Retype the material in full, keeping every word the same.

|---|

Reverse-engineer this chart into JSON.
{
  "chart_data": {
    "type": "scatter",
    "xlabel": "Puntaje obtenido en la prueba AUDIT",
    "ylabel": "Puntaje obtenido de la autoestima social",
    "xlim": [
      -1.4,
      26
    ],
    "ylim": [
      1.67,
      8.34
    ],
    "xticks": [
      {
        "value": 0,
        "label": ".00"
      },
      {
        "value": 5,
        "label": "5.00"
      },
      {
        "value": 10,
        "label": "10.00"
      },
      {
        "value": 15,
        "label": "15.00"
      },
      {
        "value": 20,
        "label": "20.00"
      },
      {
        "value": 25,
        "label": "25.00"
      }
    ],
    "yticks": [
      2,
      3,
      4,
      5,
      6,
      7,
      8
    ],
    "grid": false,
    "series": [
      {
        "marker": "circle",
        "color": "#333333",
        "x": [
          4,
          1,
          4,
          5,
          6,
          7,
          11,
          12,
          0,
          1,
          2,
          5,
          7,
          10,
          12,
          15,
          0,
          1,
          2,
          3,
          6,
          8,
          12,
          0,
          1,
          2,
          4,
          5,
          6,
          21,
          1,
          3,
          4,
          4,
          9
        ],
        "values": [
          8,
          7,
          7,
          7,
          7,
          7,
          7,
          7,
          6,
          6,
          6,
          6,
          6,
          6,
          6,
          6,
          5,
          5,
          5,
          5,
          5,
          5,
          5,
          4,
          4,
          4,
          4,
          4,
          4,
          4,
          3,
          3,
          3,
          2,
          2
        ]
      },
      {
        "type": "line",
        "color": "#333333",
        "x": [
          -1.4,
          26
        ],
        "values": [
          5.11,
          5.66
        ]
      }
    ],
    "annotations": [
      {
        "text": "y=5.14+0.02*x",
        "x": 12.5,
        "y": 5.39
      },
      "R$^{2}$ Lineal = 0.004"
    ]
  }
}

|---|

_In response:_
Reverse-engineer this chart into JSON.
{
  "chart_data": {
    "type": "scatter",
    "xlabel": "Puntaje obtenido en la prueba AUDIT",
    "ylabel": "Puntaje obtenido de la autoestima social",
    "xlim": [
      -1.4,
      26
    ],
    "ylim": [
      1.67,
      8.34
    ],
    "xticks": [
      {
        "value": 0,
        "label": ".00"
      },
      {
        "value": 5,
        "label": "5.00"
      },
      {
        "value": 10,
        "label": "10.00"
      },
      {
        "value": 15,
        "label": "15.00"
      },
      {
        "value": 20,
        "label": "20.00"
      },
      {
        "value": 25,
        "label": "25.00"
      }
    ],
    "yticks": [
      2,
      3,
      4,
      5,
      6,
      7,
      8
    ],
    "grid": false,
    "series": [
      {
        "marker": "circle",
        "color": "#333333",
        "x": [
          4,
          1,
          4,
          5,
          6,
          7,
          11,
          12,
          0,
          1,
          2,
          5,
          7,
          10,
          12,
          15,
          0,
          1,
          2,
          3,
          6,
          8,
          12,
          0,
          1,
          2,
          4,
          5,
          6,
          21,
          1,
          3,
          4,
          4,
          9
        ],
        "values": [
          8,
          7,
          7,
          7,
          7,
          7,
          7,
          7,
          6,
          6,
          6,
          6,
          6,
          6,
          6,
          6,
          5,
          5,
          5,
          5,
          5,
          5,
          5,
          4,
          4,
          4,
          4,
          4,
          4,
          4,
          3,
          3,
          3,
          2,
          2
        ]
      },
      {
        "type": "line",
        "color": "#333333",
        "x": [
          -1.4,
          26
        ],
        "values": [
          5.11,
          5.66
        ]
      }
    ],
    "annotations": [
      {
        "text": "y=5.14+0.02*x",
        "x": 12.5,
        "y": 5.39
      },
      "R$^{2}$ Lineal = 0.004"
    ]
  }
}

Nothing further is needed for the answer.